▶ **DIRECTIONS FOR THIS TASK**
Quote every line below exactly as it reads.

Recorded data
::::
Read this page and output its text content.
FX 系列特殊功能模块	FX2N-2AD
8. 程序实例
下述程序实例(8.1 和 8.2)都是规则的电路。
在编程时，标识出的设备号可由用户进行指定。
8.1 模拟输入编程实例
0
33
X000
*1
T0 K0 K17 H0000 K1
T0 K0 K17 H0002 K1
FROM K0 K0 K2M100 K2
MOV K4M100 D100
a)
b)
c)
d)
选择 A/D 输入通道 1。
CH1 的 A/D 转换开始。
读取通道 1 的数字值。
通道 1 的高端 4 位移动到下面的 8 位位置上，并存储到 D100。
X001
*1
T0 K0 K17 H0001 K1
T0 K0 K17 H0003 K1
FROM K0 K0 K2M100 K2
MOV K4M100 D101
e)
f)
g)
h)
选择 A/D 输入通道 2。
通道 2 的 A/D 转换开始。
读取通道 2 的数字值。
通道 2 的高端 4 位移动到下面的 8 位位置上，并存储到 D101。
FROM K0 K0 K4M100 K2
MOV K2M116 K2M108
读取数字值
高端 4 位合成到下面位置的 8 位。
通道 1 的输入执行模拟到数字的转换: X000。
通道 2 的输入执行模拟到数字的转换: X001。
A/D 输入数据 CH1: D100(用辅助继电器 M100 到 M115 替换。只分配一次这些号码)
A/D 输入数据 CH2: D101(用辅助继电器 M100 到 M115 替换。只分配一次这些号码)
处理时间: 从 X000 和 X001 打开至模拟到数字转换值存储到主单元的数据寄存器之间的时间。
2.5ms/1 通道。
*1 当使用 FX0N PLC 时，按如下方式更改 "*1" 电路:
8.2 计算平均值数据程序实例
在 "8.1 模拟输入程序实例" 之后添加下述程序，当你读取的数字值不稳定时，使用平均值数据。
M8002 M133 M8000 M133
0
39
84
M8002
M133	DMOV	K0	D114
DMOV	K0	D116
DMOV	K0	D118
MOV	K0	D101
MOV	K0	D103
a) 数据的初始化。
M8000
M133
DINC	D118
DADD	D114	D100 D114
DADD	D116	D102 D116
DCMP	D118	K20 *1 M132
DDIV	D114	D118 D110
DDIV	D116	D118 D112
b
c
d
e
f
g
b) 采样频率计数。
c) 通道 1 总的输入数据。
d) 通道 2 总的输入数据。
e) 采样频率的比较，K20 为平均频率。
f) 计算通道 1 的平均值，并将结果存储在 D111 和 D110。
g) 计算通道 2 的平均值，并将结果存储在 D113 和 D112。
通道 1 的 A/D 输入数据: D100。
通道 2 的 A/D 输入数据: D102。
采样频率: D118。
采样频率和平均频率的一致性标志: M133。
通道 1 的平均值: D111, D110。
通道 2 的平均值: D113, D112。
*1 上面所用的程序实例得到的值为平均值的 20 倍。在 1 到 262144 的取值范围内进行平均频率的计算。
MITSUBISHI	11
::::
▶ **OUTPUT FOR THIS TASK**
Read this page and output its text content.
FX 系列特殊功能模块	FX2N-2AD
8. 程序实例
下述程序实例(8.1 和 8.2)都是规则的电路。
在编程时，标识出的设备号可由用户进行指定。
8.1 模拟输入编程实例
0
33
X000
*1
T0 K0 K17 H0000 K1
T0 K0 K17 H0002 K1
FROM K0 K0 K2M100 K2
MOV K4M100 D100
a)
b)
c)
d)
选择 A/D 输入通道 1。
CH1 的 A/D 转换开始。
读取通道 1 的数字值。
通道 1 的高端 4 位移动到下面的 8 位位置上，并存储到 D100。
X001
*1
T0 K0 K17 H0001 K1
T0 K0 K17 H0003 K1
FROM K0 K0 K2M100 K2
MOV K4M100 D101
e)
f)
g)
h)
选择 A/D 输入通道 2。
通道 2 的 A/D 转换开始。
读取通道 2 的数字值。
通道 2 的高端 4 位移动到下面的 8 位位置上，并存储到 D101。
FROM K0 K0 K4M100 K2
MOV K2M116 K2M108
读取数字值
高端 4 位合成到下面位置的 8 位。
通道 1 的输入执行模拟到数字的转换: X000。
通道 2 的输入执行模拟到数字的转换: X001。
A/D 输入数据 CH1: D100(用辅助继电器 M100 到 M115 替换。只分配一次这些号码)
A/D 输入数据 CH2: D101(用辅助继电器 M100 到 M115 替换。只分配一次这些号码)
处理时间: 从 X000 和 X001 打开至模拟到数字转换值存储到主单元的数据寄存器之间的时间。
2.5ms/1 通道。
*1 当使用 FX0N PLC 时，按如下方式更改 "*1" 电路:
8.2 计算平均值数据程序实例
在 "8.1 模拟输入程序实例" 之后添加下述程序，当你读取的数字值不稳定时，使用平均值数据。
M8002 M133 M8000 M133
0
39
84
M8002
M133	DMOV	K0	D114
DMOV	K0	D116
DMOV	K0	D118
MOV	K0	D101
MOV	K0	D103
a) 数据的初始化。
M8000
M133
DINC	D118
DADD	D114	D100 D114
DADD	D116	D102 D116
DCMP	D118	K20 *1 M132
DDIV	D114	D118 D110
DDIV	D116	D118 D112
b
c
d
e
f
g
b) 采样频率计数。
c) 通道 1 总的输入数据。
d) 通道 2 总的输入数据。
e) 采样频率的比较，K20 为平均频率。
f) 计算通道 1 的平均值，并将结果存储在 D111 和 D110。
g) 计算通道 2 的平均值，并将结果存储在 D113 和 D112。
通道 1 的 A/D 输入数据: D100。
通道 2 的 A/D 输入数据: D102。
采样频率: D118。
采样频率和平均频率的一致性标志: M133。
通道 1 的平均值: D111, D110。
通道 2 的平均值: D113, D112。
*1 上面所用的程序实例得到的值为平均值的 20 倍。在 1 到 262144 的取值范围内进行平均频率的计算。
MITSUBISHI	11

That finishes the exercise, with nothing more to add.